> _TASK STATEMENT_
Report how many lines below contain the word "результативности", and give only that number.

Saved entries
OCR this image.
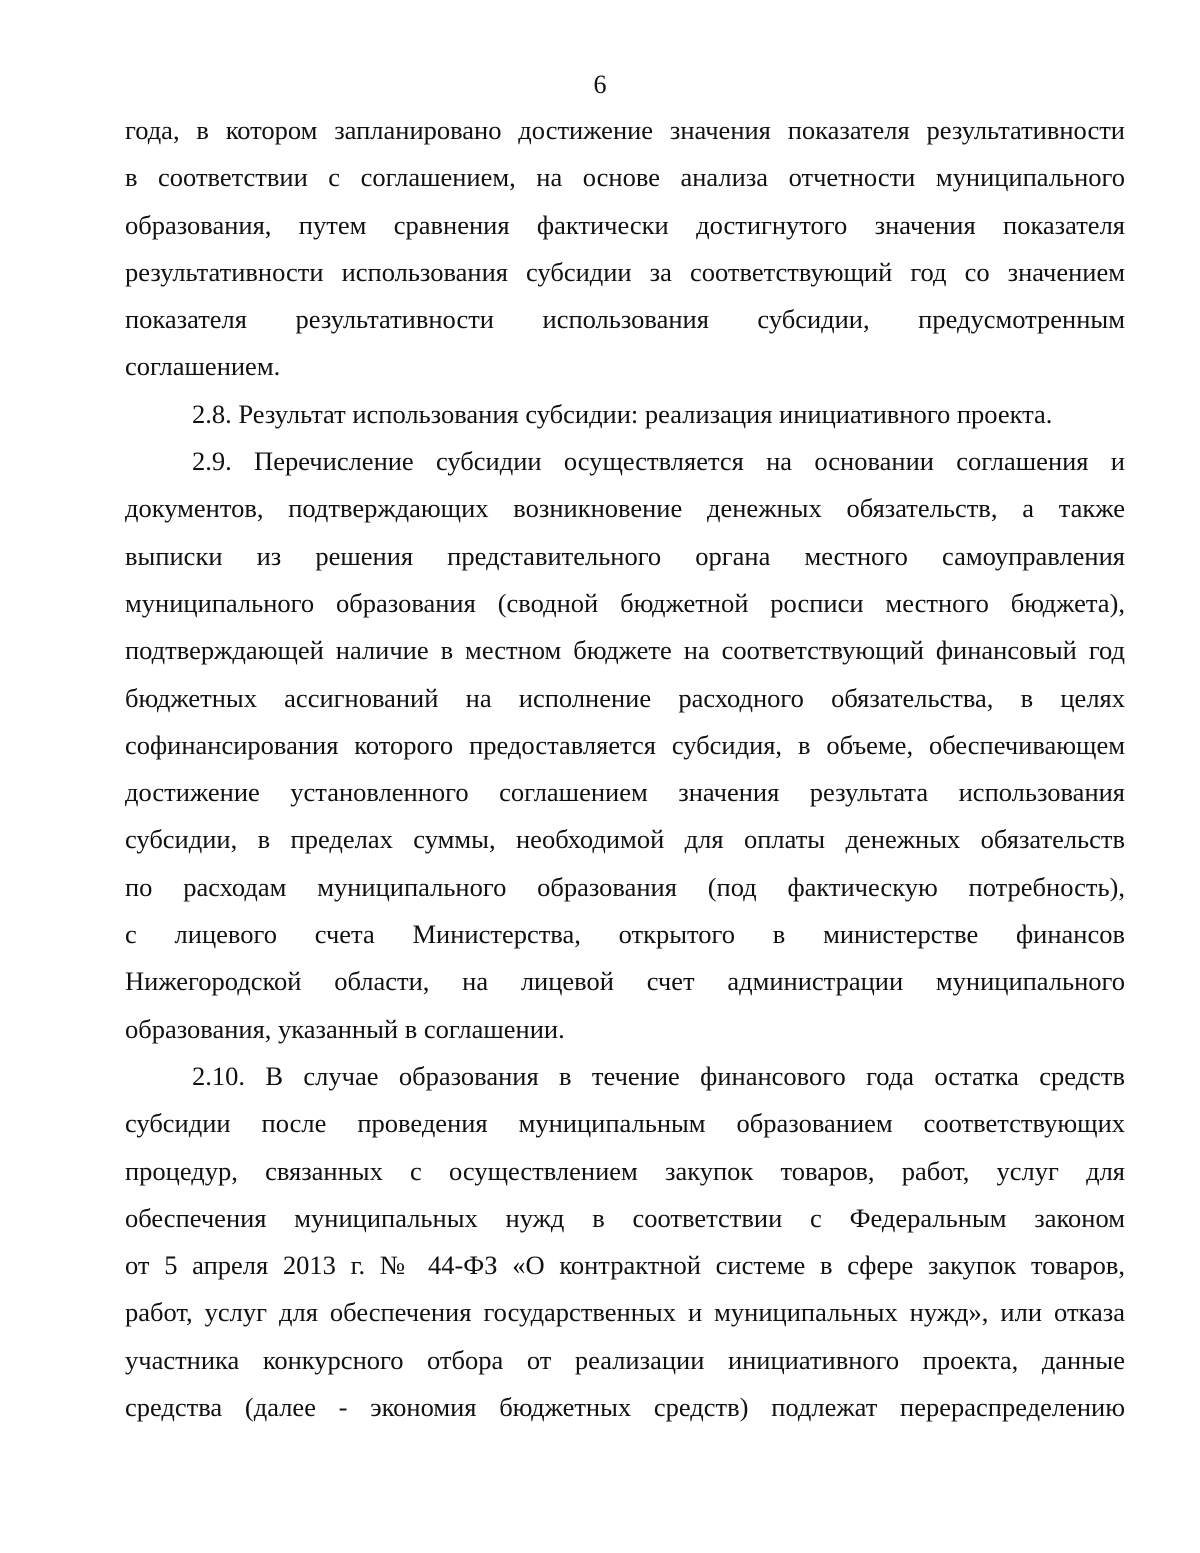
6
года, в котором запланировано достижение значения показателя результативности
в соответствии с соглашением, на основе анализа отчетности муниципального
образования, путем сравнения фактически достигнутого значения показателя
результативности использования субсидии за соответствующий год со значением
показателя результативности использования субсидии, предусмотренным
соглашением.
2.8. Результат использования субсидии: реализация инициативного проекта.
2.9. Перечисление субсидии осуществляется на основании соглашения и
документов, подтверждающих возникновение денежных обязательств, а также
выписки из решения представительного органа местного самоуправления
муниципального образования (сводной бюджетной росписи местного бюджета),
подтверждающей наличие в местном бюджете на соответствующий финансовый год
бюджетных ассигнований на исполнение расходного обязательства, в целях
софинансирования которого предоставляется субсидия, в объеме, обеспечивающем
достижение установленного соглашением значения результата использования
субсидии, в пределах суммы, необходимой для оплаты денежных обязательств
по расходам муниципального образования (под фактическую потребность),
с лицевого счета Министерства, открытого в министерстве финансов
Нижегородской области, на лицевой счет администрации муниципального
образования, указанный в соглашении.
2.10. В случае образования в течение финансового года остатка средств
субсидии после проведения муниципальным образованием соответствующих
процедур, связанных с осуществлением закупок товаров, работ, услуг для
обеспечения муниципальных нужд в соответствии с Федеральным законом
от 5 апреля 2013 г. № 44-ФЗ «О контрактной системе в сфере закупок товаров,
работ, услуг для обеспечения государственных и муниципальных нужд», или отказа
участника конкурсного отбора от реализации инициативного проекта, данные
средства (далее - экономия бюджетных средств) подлежат перераспределению
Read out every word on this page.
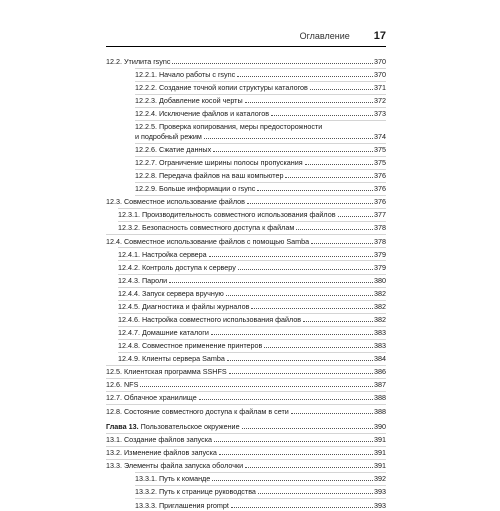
Оглавление 17
12.2. Утилита rsync	370
12.2.1. Начало работы с rsync	370
12.2.2. Создание точной копии структуры каталогов	371
12.2.3. Добавление косой черты	372
12.2.4. Исключение файлов и каталогов	373
12.2.5. Проверка копирования, меры предосторожности
и подробный режим	374
12.2.6. Сжатие данных	375
12.2.7. Ограничение ширины полосы пропускания	375
12.2.8. Передача файлов на ваш компьютер	376
12.2.9. Больше информации о rsync	376
12.3. Совместное использование файлов	376
12.3.1. Производительность совместного использования файлов	377
12.3.2. Безопасность совместного доступа к файлам	378
12.4. Совместное использование файлов с помощью Samba	378
12.4.1. Настройка сервера	379
12.4.2. Контроль доступа к серверу	379
12.4.3. Пароли	380
12.4.4. Запуск сервера вручную	382
12.4.5. Диагностика и файлы журналов	382
12.4.6. Настройка совместного использования файлов	382
12.4.7. Домашние каталоги	383
12.4.8. Совместное применение принтеров	383
12.4.9. Клиенты сервера Samba	384
12.5. Клиентская программа SSHFS	386
12.6. NFS	387
12.7. Облачное хранилище	388
12.8. Состояние совместного доступа к файлам в сети	388
Глава 13. Пользовательское окружение	390
13.1. Создание файлов запуска	391
13.2. Изменение файлов запуска	391
13.3. Элементы файла запуска оболочки	391
13.3.1. Путь к команде	392
13.3.2. Путь к странице руководства	393
13.3.3. Приглашения prompt	393
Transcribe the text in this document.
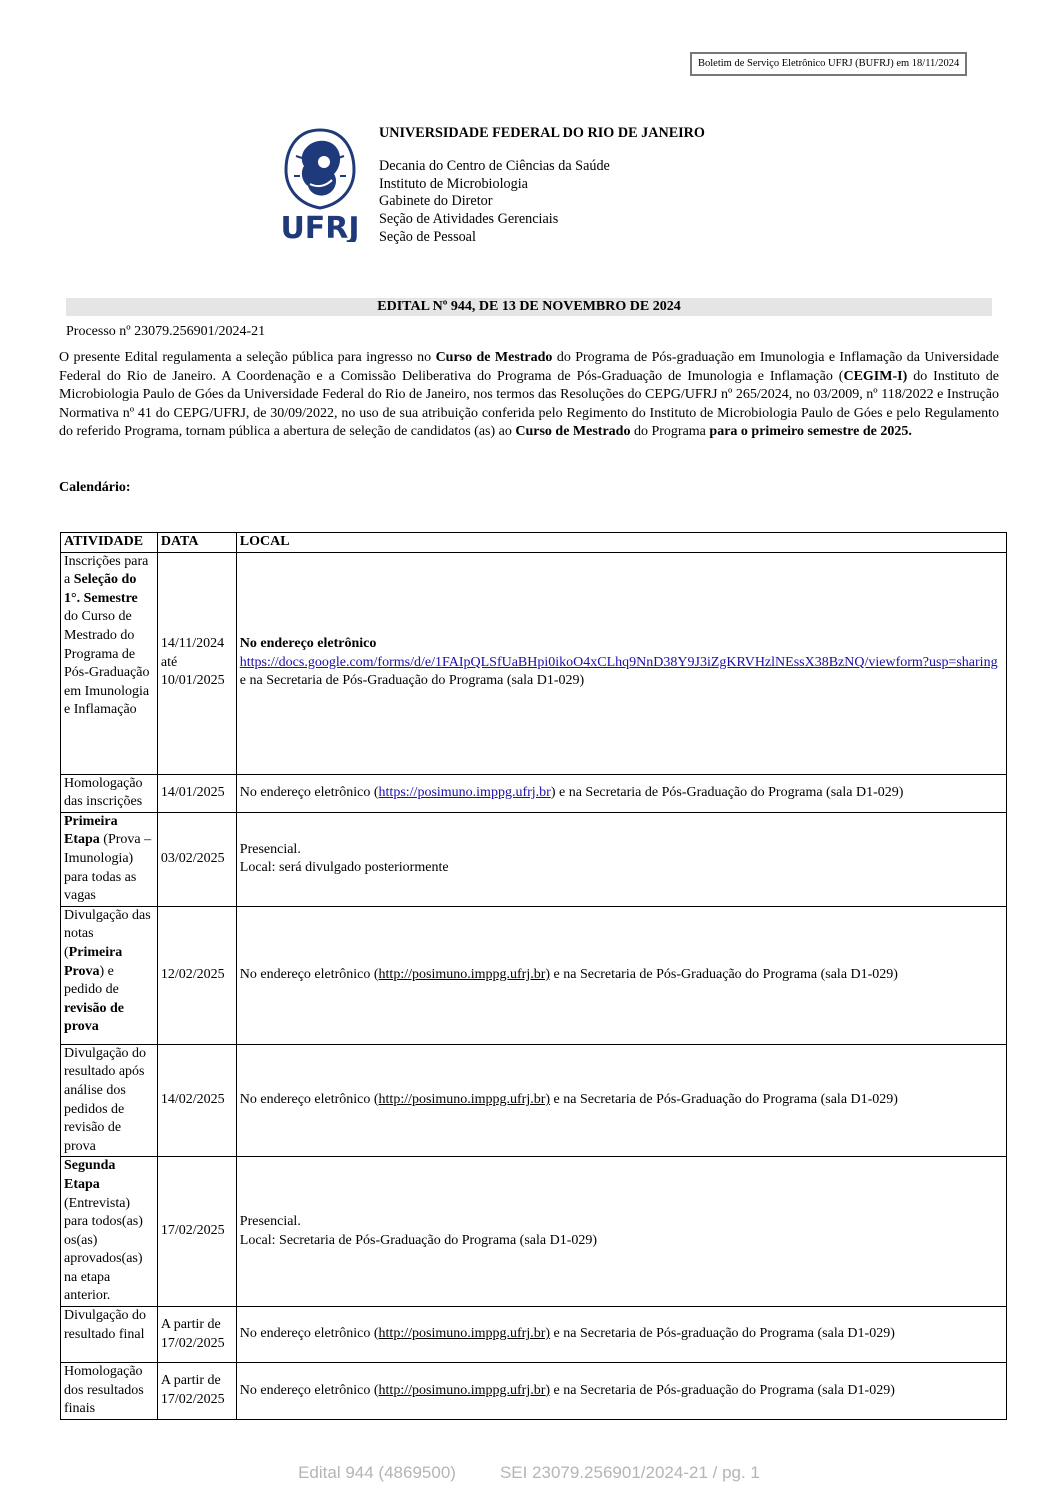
Boletim de Serviço Eletrônico UFRJ (BUFRJ) em 18/11/2024
UFRJ
UNIVERSIDADE FEDERAL DO RIO DE JANEIRO
Decania do Centro de Ciências da Saúde
Instituto de Microbiologia
Gabinete do Diretor
Seção de Atividades Gerenciais
Seção de Pessoal
EDITAL Nº 944, DE 13 DE NOVEMBRO DE 2024
Processo nº 23079.256901/2024-21
O presente Edital regulamenta a seleção pública para ingresso no Curso de Mestrado do Programa de Pós-graduação em Imunologia e Inflamação da Universidade Federal do Rio de Janeiro. A Coordenação e a Comissão Deliberativa do Programa de Pós-Graduação de Imunologia e Inflamação (CEGIM-I) do Instituto de Microbiologia Paulo de Góes da Universidade Federal do Rio de Janeiro, nos termos das Resoluções do CEPG/UFRJ nº 265/2024, no 03/2009, nº 118/2022 e Instrução Normativa nº 41 do CEPG/UFRJ, de 30/09/2022, no uso de sua atribuição conferida pelo Regimento do Instituto de Microbiologia Paulo de Góes e pelo Regulamento do referido Programa, tornam pública a abertura de seleção de candidatos (as) ao Curso de Mestrado do Programa para o primeiro semestre de 2025.
Calendário:
ATIVIDADE	DATA	LOCAL
Inscrições para a Seleção do 1°. Semestre do Curso de Mestrado do Programa de Pós-Graduação em Imunologia e Inflamação	14/11/2024 até 10/01/2025	No endereço eletrônico
https://docs.google.com/forms/d/e/1FAIpQLSfUaBHpi0ikoO4xCLhq9NnD38Y9J3iZgKRVHzlNEssX38BzNQ/viewform?usp=sharing e na Secretaria de Pós-Graduação do Programa (sala D1-029)
Homologação das inscrições	14/01/2025	No endereço eletrônico (https://posimuno.imppg.ufrj.br) e na Secretaria de Pós-Graduação do Programa (sala D1-029)
Primeira Etapa (Prova – Imunologia) para todas as vagas	03/02/2025	Presencial.
Local: será divulgado posteriormente
Divulgação das notas (Primeira Prova) e pedido de revisão de prova	12/02/2025	No endereço eletrônico (http://posimuno.imppg.ufrj.br) e na Secretaria de Pós-Graduação do Programa (sala D1-029)
Divulgação do resultado após análise dos pedidos de revisão de prova	14/02/2025	No endereço eletrônico (http://posimuno.imppg.ufrj.br) e na Secretaria de Pós-Graduação do Programa (sala D1-029)
Segunda Etapa (Entrevista) para todos(as) os(as) aprovados(as) na etapa anterior.	17/02/2025	Presencial.
Local: Secretaria de Pós-Graduação do Programa (sala D1-029)
Divulgação do resultado final	A partir de 17/02/2025	No endereço eletrônico (http://posimuno.imppg.ufrj.br) e na Secretaria de Pós-graduação do Programa (sala D1-029)
Homologação dos resultados finais	A partir de 17/02/2025	No endereço eletrônico (http://posimuno.imppg.ufrj.br) e na Secretaria de Pós-graduação do Programa (sala D1-029)
Edital 944 (4869500)	SEI 23079.256901/2024-21 / pg. 1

> _CORRECT OUTPUT_
3